— Start Data extract —

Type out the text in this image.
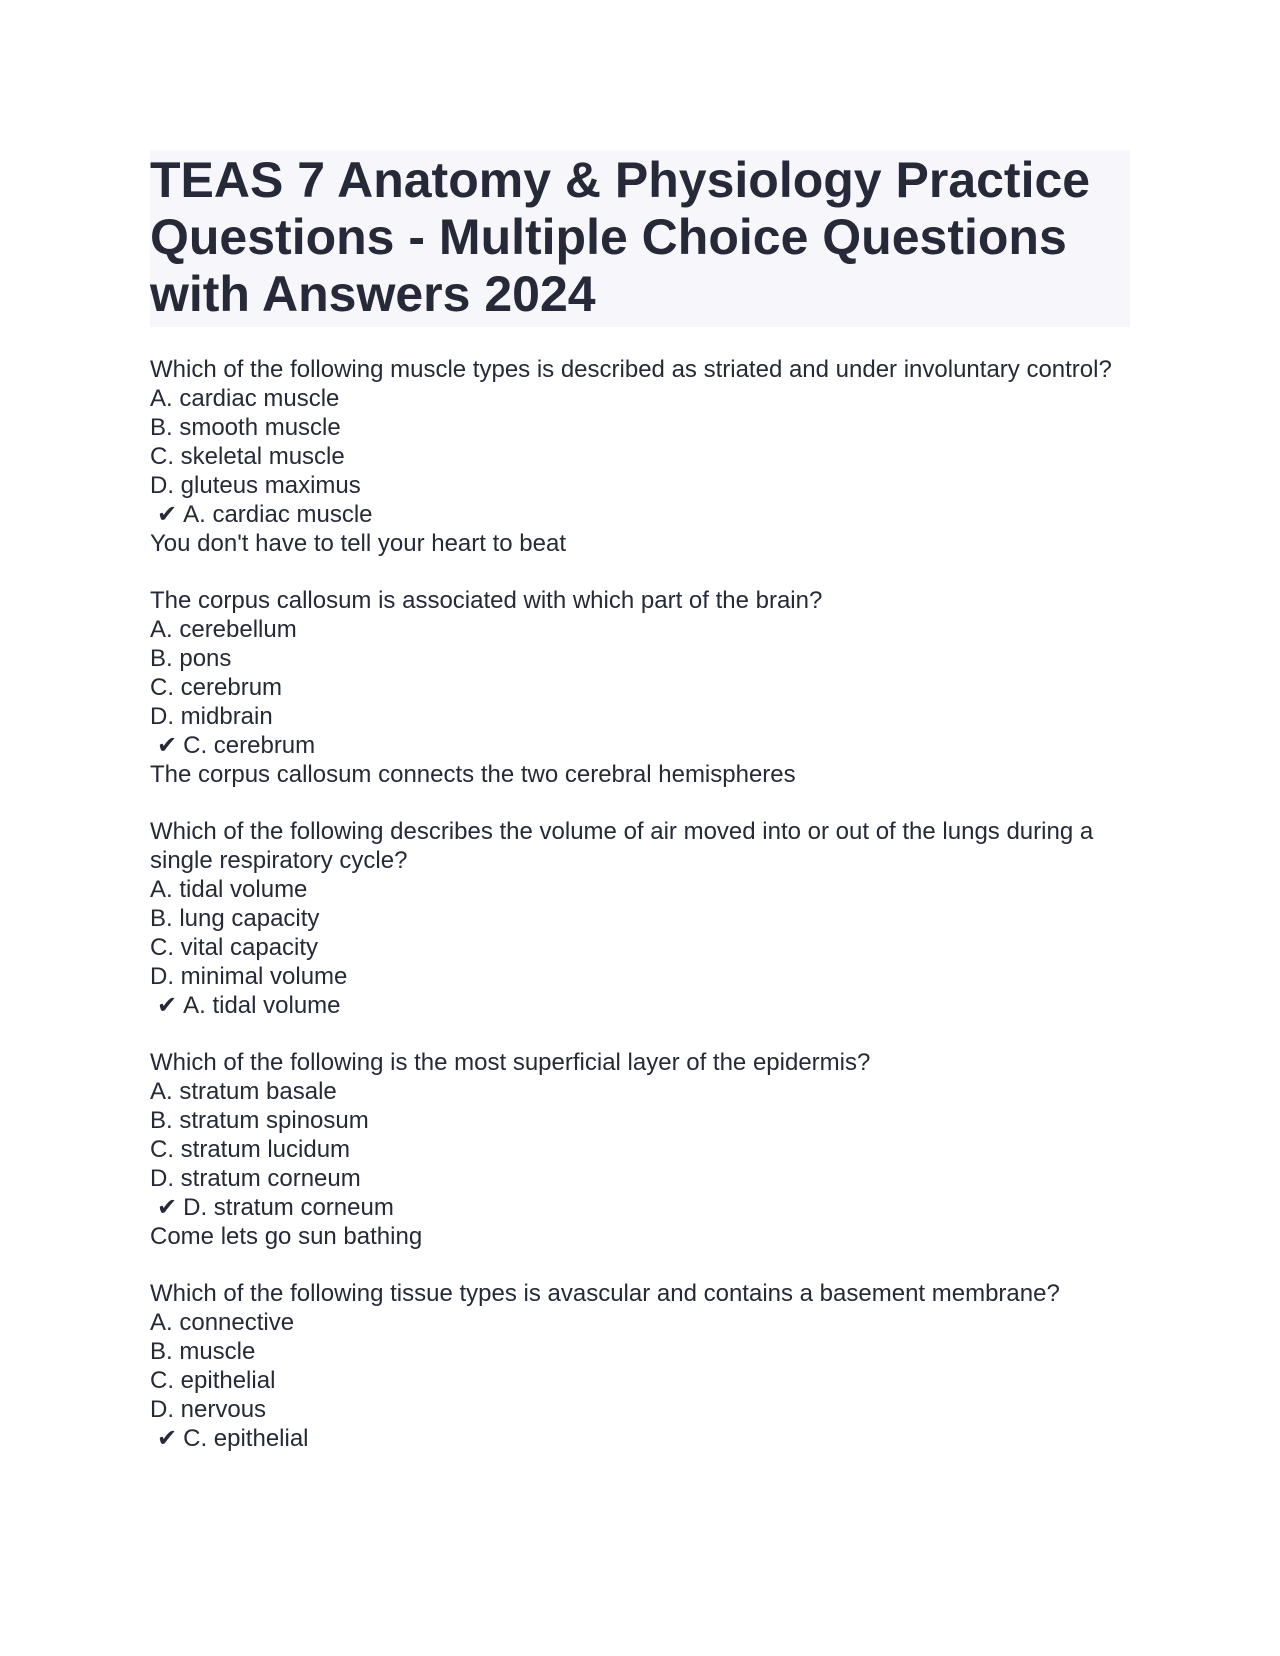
TEAS 7 Anatomy & Physiology Practice Questions - Multiple Choice Questions with Answers 2024
Which of the following muscle types is described as striated and under involuntary control?
A. cardiac muscle
B. smooth muscle
C. skeletal muscle
D. gluteus maximus
✔ A. cardiac muscle
You don't have to tell your heart to beat
The corpus callosum is associated with which part of the brain?
A. cerebellum
B. pons
C. cerebrum
D. midbrain
✔ C. cerebrum
The corpus callosum connects the two cerebral hemispheres
Which of the following describes the volume of air moved into or out of the lungs during a single respiratory cycle?
A. tidal volume
B. lung capacity
C. vital capacity
D. minimal volume
✔ A. tidal volume
Which of the following is the most superficial layer of the epidermis?
A. stratum basale
B. stratum spinosum
C. stratum lucidum
D. stratum corneum
✔ D. stratum corneum
Come lets go sun bathing
Which of the following tissue types is avascular and contains a basement membrane?
A. connective
B. muscle
C. epithelial
D. nervous
✔ C. epithelial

— End Data extract —

_Work to do_. Except for the pictures, copy every line of the records above exactly.

_Reply to the exercise_.
Type out the text in this image.
TEAS 7 Anatomy & Physiology Practice Questions - Multiple Choice Questions with Answers 2024
Which of the following muscle types is described as striated and under involuntary control?
A. cardiac muscle
B. smooth muscle
C. skeletal muscle
D. gluteus maximus
✔ A. cardiac muscle
You don't have to tell your heart to beat
The corpus callosum is associated with which part of the brain?
A. cerebellum
B. pons
C. cerebrum
D. midbrain
✔ C. cerebrum
The corpus callosum connects the two cerebral hemispheres
Which of the following describes the volume of air moved into or out of the lungs during a single respiratory cycle?
A. tidal volume
B. lung capacity
C. vital capacity
D. minimal volume
✔ A. tidal volume
Which of the following is the most superficial layer of the epidermis?
A. stratum basale
B. stratum spinosum
C. stratum lucidum
D. stratum corneum
✔ D. stratum corneum
Come lets go sun bathing
Which of the following tissue types is avascular and contains a basement membrane?
A. connective
B. muscle
C. epithelial
D. nervous
✔ C. epithelial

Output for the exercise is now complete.